*Extracted data entries*.
━━━━━━

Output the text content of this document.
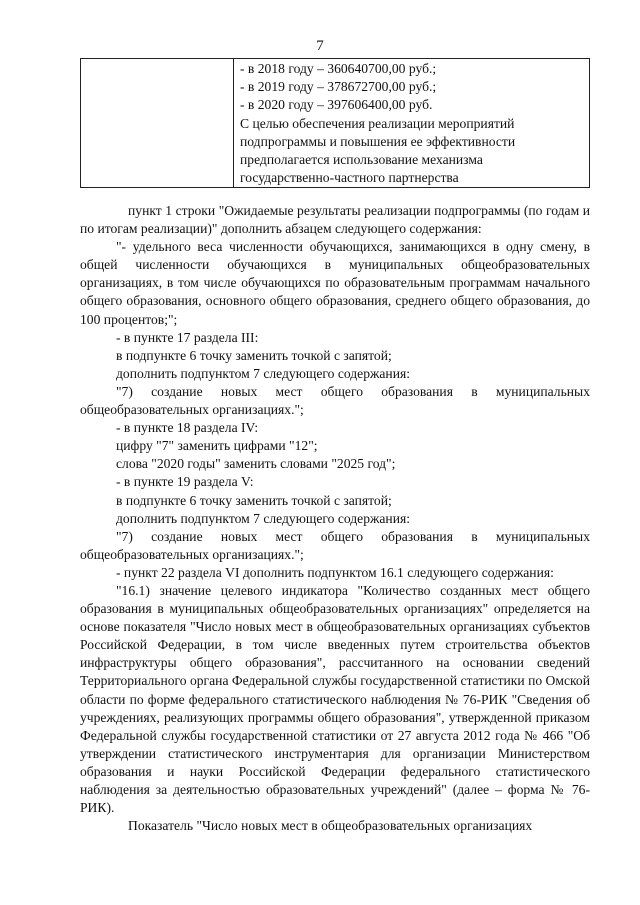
7

- в 2018 году – 360640700,00 руб.;
- в 2019 году – 378672700,00 руб.;
- в 2020 году – 397606400,00 руб.
С целью обеспечения реализации мероприятий
подпрограммы и повышения ее эффективности
предполагается использование механизма
государственно-частного партнерства

пункт 1 строки "Ожидаемые результаты реализации подпрограммы (по годам и по итогам реализации)" дополнить абзацем следующего содержания:

"- удельного веса численности обучающихся, занимающихся в одну смену, в общей численности обучающихся в муниципальных общеобразовательных организациях, в том числе обучающихся по образовательным программам начального общего образования, основного общего образования, среднего общего образования, до 100 процентов;";

- в пункте 17 раздела III:

в подпункте 6 точку заменить точкой с запятой;

дополнить подпунктом 7 следующего содержания:

"7) создание новых мест общего образования в муниципальных общеобразовательных организациях.";

- в пункте 18 раздела IV:

цифру "7" заменить цифрами "12";

слова "2020 годы" заменить словами "2025 год";

- в пункте 19 раздела V:

в подпункте 6 точку заменить точкой с запятой;

дополнить подпунктом 7 следующего содержания:

"7) создание новых мест общего образования в муниципальных общеобразовательных организациях.";

- пункт 22 раздела VI дополнить подпунктом 16.1 следующего содержания:

"16.1) значение целевого индикатора "Количество созданных мест общего образования в муниципальных общеобразовательных организациях" определяется на основе показателя "Число новых мест в общеобразовательных организациях субъектов Российской Федерации, в том числе введенных путем строительства объектов инфраструктуры общего образования", рассчитанного на основании сведений Территориального органа Федеральной службы государственной статистики по Омской области по форме федерального статистического наблюдения № 76-РИК "Сведения об учреждениях, реализующих программы общего образования", утвержденной приказом Федеральной службы государственной статистики от 27 августа 2012 года № 466 "Об утверждении статистического инструментария для организации Министерством образования и науки Российской Федерации федерального статистического наблюдения за деятельностью образовательных учреждений" (далее – форма № 76-РИК).

Показатель "Число новых мест в общеобразовательных организациях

━━━━━━

*SET PROBLEM*. Output every entry word for word, but omit the pictures.

*RESPONSE BELOW*.
Output the text content of this document.
7

- в 2018 году – 360640700,00 руб.;
- в 2019 году – 378672700,00 руб.;
- в 2020 году – 397606400,00 руб.
С целью обеспечения реализации мероприятий
подпрограммы и повышения ее эффективности
предполагается использование механизма
государственно-частного партнерства

пункт 1 строки "Ожидаемые результаты реализации подпрограммы (по годам и по итогам реализации)" дополнить абзацем следующего содержания:

"- удельного веса численности обучающихся, занимающихся в одну смену, в общей численности обучающихся в муниципальных общеобразовательных организациях, в том числе обучающихся по образовательным программам начального общего образования, основного общего образования, среднего общего образования, до 100 процентов;";

- в пункте 17 раздела III:

в подпункте 6 точку заменить точкой с запятой;

дополнить подпунктом 7 следующего содержания:

"7) создание новых мест общего образования в муниципальных общеобразовательных организациях.";

- в пункте 18 раздела IV:

цифру "7" заменить цифрами "12";

слова "2020 годы" заменить словами "2025 год";

- в пункте 19 раздела V:

в подпункте 6 точку заменить точкой с запятой;

дополнить подпунктом 7 следующего содержания:

"7) создание новых мест общего образования в муниципальных общеобразовательных организациях.";

- пункт 22 раздела VI дополнить подпунктом 16.1 следующего содержания:

"16.1) значение целевого индикатора "Количество созданных мест общего образования в муниципальных общеобразовательных организациях" определяется на основе показателя "Число новых мест в общеобразовательных организациях субъектов Российской Федерации, в том числе введенных путем строительства объектов инфраструктуры общего образования", рассчитанного на основании сведений Территориального органа Федеральной службы государственной статистики по Омской области по форме федерального статистического наблюдения № 76-РИК "Сведения об учреждениях, реализующих программы общего образования", утвержденной приказом Федеральной службы государственной статистики от 27 августа 2012 года № 466 "Об утверждении статистического инструментария для организации Министерством образования и науки Российской Федерации федерального статистического наблюдения за деятельностью образовательных учреждений" (далее – форма № 76-РИК).

Показатель "Число новых мест в общеобразовательных организациях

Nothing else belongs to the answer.